What needs to be done
Report how many lines of the listing below include the word "field". Give nothing but the number.
— start Extracted data —
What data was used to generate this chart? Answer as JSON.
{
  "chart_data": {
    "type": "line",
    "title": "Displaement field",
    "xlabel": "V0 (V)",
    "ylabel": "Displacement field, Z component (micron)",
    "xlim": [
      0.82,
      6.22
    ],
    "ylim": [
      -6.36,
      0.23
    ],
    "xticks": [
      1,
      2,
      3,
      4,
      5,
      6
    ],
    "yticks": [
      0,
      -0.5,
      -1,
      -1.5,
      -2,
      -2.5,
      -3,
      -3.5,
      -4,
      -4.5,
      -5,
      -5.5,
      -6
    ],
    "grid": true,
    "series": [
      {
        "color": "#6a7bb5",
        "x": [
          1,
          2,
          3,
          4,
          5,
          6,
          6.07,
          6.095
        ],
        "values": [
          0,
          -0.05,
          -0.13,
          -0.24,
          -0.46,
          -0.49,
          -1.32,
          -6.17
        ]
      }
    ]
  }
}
— end Extracted data —
Answer below
2